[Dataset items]
::::::::::
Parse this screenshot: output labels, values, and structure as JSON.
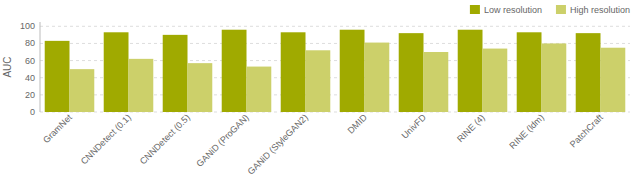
{
  "chart_data": {
    "type": "bar",
    "categories": [
      "GramNet",
      "CNNDetect (0.1)",
      "CNNDetect (0.5)",
      "GANiD (ProGAN)",
      "GANiD (StyleGAN2)",
      "DMID",
      "UnivFD",
      "RINE (4)",
      "RINE (ldm)",
      "PatchCraft"
    ],
    "series": [
      {
        "name": "Low resolution",
        "color": "#a0aa00",
        "values": [
          83,
          93,
          90,
          96,
          93,
          96,
          92,
          96,
          93,
          92
        ]
      },
      {
        "name": "High resolution",
        "color": "#ccd06a",
        "values": [
          50,
          62,
          57,
          53,
          72,
          81,
          70,
          74,
          80,
          75
        ]
      }
    ],
    "ylabel": "AUC",
    "ylim": [
      0,
      105
    ],
    "yticks": [
      0,
      20,
      40,
      60,
      80,
      100
    ],
    "grid": true,
    "legend": "upper right"
  }
}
::::::::::
### Goal
Replicate the material above verbatim; images stay out of the copy.

### Written answer
Parse this screenshot: output labels, values, and structure as JSON.
{
  "chart_data": {
    "type": "bar",
    "categories": [
      "GramNet",
      "CNNDetect (0.1)",
      "CNNDetect (0.5)",
      "GANiD (ProGAN)",
      "GANiD (StyleGAN2)",
      "DMID",
      "UnivFD",
      "RINE (4)",
      "RINE (ldm)",
      "PatchCraft"
    ],
    "series": [
      {
        "name": "Low resolution",
        "color": "#a0aa00",
        "values": [
          83,
          93,
          90,
          96,
          93,
          96,
          92,
          96,
          93,
          92
        ]
      },
      {
        "name": "High resolution",
        "color": "#ccd06a",
        "values": [
          50,
          62,
          57,
          53,
          72,
          81,
          70,
          74,
          80,
          75
        ]
      }
    ],
    "ylabel": "AUC",
    "ylim": [
      0,
      105
    ],
    "yticks": [
      0,
      20,
      40,
      60,
      80,
      100
    ],
    "grid": true,
    "legend": "upper right"
  }
}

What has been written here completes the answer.